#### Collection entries
╔══

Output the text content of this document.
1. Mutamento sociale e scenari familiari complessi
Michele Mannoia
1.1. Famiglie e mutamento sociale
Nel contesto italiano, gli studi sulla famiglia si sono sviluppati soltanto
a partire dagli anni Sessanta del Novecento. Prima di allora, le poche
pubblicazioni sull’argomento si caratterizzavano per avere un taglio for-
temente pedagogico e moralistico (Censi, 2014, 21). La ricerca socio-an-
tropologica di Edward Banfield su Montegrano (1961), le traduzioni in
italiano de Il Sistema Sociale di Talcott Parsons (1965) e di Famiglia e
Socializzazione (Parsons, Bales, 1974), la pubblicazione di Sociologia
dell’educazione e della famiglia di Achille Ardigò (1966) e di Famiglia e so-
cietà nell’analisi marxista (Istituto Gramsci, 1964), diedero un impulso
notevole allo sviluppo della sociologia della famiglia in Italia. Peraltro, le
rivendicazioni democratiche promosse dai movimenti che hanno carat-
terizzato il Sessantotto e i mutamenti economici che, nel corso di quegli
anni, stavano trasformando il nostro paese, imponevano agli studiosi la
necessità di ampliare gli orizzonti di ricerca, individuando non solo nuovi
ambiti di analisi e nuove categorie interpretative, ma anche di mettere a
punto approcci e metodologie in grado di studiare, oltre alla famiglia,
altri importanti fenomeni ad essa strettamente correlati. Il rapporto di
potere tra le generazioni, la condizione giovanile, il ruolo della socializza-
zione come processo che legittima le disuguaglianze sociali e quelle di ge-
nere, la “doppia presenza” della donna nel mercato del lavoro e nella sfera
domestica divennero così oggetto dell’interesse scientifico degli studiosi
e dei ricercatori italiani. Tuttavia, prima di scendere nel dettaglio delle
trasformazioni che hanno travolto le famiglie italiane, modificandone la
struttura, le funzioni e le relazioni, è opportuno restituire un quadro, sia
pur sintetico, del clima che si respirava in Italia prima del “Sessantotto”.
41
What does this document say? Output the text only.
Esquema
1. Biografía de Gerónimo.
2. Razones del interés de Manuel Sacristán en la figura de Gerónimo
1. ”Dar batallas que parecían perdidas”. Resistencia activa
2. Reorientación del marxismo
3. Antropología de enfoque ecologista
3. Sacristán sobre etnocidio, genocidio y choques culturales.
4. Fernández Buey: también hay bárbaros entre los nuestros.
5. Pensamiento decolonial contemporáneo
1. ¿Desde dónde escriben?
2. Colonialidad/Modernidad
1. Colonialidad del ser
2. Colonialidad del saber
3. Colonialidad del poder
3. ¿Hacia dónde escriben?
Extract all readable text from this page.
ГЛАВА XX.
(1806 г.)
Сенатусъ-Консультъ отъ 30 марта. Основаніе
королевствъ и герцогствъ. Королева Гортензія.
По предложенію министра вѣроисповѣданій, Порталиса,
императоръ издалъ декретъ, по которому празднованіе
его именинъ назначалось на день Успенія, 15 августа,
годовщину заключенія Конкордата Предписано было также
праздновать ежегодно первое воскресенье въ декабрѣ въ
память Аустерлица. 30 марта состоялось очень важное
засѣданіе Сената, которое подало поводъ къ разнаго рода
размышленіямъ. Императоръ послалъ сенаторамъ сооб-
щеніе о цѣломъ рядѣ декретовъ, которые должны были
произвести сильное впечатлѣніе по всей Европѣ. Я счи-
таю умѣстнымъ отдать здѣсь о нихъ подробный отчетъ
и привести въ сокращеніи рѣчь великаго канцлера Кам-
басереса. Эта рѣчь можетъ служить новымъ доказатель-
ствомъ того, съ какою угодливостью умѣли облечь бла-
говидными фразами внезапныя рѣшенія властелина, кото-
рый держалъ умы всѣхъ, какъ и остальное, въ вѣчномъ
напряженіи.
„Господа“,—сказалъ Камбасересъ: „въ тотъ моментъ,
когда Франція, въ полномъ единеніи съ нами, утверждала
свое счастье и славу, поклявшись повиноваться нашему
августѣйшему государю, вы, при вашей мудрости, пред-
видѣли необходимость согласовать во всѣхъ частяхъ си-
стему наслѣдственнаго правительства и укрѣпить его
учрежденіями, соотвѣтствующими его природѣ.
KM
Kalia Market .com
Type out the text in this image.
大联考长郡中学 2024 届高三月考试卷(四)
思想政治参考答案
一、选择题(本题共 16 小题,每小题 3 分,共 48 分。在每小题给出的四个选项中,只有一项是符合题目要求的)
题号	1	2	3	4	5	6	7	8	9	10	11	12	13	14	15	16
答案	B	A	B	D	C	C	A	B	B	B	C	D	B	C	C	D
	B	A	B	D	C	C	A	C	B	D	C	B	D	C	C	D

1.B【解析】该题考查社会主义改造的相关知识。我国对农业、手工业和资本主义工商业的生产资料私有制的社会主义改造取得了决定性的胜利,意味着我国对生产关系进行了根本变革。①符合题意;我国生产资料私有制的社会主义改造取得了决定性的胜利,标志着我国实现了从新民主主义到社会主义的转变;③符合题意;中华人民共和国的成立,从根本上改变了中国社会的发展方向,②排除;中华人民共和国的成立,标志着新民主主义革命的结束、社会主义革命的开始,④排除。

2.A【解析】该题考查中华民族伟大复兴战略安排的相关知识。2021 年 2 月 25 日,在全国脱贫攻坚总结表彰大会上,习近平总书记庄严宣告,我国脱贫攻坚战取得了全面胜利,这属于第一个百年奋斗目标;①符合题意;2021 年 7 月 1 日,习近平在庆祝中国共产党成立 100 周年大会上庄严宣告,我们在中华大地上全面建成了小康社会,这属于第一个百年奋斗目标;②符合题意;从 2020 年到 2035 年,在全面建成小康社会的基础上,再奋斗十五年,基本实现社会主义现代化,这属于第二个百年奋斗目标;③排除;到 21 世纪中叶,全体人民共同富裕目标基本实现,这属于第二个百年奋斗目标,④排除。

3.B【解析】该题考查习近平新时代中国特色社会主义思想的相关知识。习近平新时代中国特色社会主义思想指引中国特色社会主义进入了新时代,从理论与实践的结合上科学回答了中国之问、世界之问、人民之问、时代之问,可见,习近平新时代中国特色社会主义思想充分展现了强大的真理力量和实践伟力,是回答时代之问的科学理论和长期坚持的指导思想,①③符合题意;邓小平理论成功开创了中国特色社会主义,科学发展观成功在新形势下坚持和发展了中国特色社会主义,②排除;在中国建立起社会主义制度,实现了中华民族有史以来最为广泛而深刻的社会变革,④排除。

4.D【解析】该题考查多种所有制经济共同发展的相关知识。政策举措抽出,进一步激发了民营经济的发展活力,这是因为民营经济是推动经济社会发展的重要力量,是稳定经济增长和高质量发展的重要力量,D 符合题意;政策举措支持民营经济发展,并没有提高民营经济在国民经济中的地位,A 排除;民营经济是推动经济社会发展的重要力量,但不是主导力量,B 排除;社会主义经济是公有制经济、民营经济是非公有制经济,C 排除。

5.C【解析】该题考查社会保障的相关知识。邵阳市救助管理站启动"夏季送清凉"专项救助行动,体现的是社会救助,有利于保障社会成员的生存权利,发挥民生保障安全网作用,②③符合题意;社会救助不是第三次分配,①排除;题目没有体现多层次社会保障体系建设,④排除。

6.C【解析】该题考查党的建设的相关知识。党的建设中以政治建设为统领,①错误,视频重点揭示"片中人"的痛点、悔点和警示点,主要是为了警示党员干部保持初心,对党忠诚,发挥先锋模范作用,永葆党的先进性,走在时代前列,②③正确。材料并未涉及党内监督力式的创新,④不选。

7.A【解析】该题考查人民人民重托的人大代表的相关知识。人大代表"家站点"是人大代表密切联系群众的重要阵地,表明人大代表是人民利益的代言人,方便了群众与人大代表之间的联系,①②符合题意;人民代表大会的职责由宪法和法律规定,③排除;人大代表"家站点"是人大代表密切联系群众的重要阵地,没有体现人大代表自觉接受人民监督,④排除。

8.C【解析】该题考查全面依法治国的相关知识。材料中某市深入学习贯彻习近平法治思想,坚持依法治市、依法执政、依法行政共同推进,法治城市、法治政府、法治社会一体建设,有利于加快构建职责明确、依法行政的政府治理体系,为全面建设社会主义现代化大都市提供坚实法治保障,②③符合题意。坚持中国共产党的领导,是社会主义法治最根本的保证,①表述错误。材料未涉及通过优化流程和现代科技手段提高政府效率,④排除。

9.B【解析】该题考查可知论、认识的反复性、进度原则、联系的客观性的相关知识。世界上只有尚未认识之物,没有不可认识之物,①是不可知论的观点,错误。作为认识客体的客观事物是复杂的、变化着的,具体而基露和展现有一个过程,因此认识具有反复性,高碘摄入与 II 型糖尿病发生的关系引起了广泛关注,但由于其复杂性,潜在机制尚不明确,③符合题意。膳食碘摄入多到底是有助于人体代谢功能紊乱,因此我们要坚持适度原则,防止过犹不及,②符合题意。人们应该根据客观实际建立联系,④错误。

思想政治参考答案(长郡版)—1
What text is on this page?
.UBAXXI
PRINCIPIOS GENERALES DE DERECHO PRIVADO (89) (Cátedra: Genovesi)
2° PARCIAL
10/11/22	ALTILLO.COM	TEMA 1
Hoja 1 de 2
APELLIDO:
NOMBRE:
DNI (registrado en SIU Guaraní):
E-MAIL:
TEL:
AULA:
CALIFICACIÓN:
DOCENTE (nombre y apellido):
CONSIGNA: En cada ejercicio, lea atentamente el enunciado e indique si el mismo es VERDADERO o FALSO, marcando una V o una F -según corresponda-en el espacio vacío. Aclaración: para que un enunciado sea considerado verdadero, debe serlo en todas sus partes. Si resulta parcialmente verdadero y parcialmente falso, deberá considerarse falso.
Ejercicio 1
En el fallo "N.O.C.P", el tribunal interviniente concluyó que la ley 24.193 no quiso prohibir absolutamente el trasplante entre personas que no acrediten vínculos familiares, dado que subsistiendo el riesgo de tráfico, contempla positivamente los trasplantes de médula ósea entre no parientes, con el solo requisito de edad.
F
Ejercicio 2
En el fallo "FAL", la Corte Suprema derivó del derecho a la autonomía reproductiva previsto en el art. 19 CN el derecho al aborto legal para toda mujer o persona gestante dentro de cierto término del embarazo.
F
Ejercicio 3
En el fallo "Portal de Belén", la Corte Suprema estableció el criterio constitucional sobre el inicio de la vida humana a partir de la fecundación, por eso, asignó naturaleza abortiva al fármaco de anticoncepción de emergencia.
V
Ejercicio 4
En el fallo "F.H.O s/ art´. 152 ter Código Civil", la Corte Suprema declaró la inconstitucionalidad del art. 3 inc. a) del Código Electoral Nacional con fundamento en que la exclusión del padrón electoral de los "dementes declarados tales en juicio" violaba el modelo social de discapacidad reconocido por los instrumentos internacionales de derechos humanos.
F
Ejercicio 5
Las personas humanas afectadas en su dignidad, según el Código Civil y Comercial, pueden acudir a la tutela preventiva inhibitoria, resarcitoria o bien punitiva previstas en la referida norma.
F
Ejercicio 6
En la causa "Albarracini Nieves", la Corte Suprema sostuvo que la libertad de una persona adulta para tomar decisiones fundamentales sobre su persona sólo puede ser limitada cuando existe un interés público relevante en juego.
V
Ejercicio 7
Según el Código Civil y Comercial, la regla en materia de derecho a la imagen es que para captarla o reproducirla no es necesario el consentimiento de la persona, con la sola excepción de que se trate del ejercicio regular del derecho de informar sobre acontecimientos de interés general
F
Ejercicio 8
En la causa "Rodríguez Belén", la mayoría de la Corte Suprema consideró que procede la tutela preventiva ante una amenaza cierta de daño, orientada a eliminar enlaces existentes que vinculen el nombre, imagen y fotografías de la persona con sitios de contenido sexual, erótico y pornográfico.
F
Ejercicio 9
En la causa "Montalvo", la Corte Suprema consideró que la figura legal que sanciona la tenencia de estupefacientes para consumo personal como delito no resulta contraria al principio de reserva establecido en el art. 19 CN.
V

╚══

#### JOB
Copy all lines from the data that hold the word "causa".

#### ANSWER TO THIS PROBLEM
En la causa "Albarracini Nieves", la Corte Suprema sostuvo que la libertad de una persona adulta para tomar decisiones fundamentales sobre su persona sólo puede ser limitada cuando existe un interés público relevante en juego.
En la causa "Rodríguez Belén", la mayoría de la Corte Suprema consideró que procede la tutela preventiva ante una amenaza cierta de daño, orientada a eliminar enlaces existentes que vinculen el nombre, imagen y fotografías de la persona con sitios de contenido sexual, erótico y pornográfico.
En la causa "Montalvo", la Corte Suprema consideró que la figura legal que sanciona la tenencia de estupefacientes para consumo personal como delito no resulta contraria al principio de reserva establecido en el art. 19 CN.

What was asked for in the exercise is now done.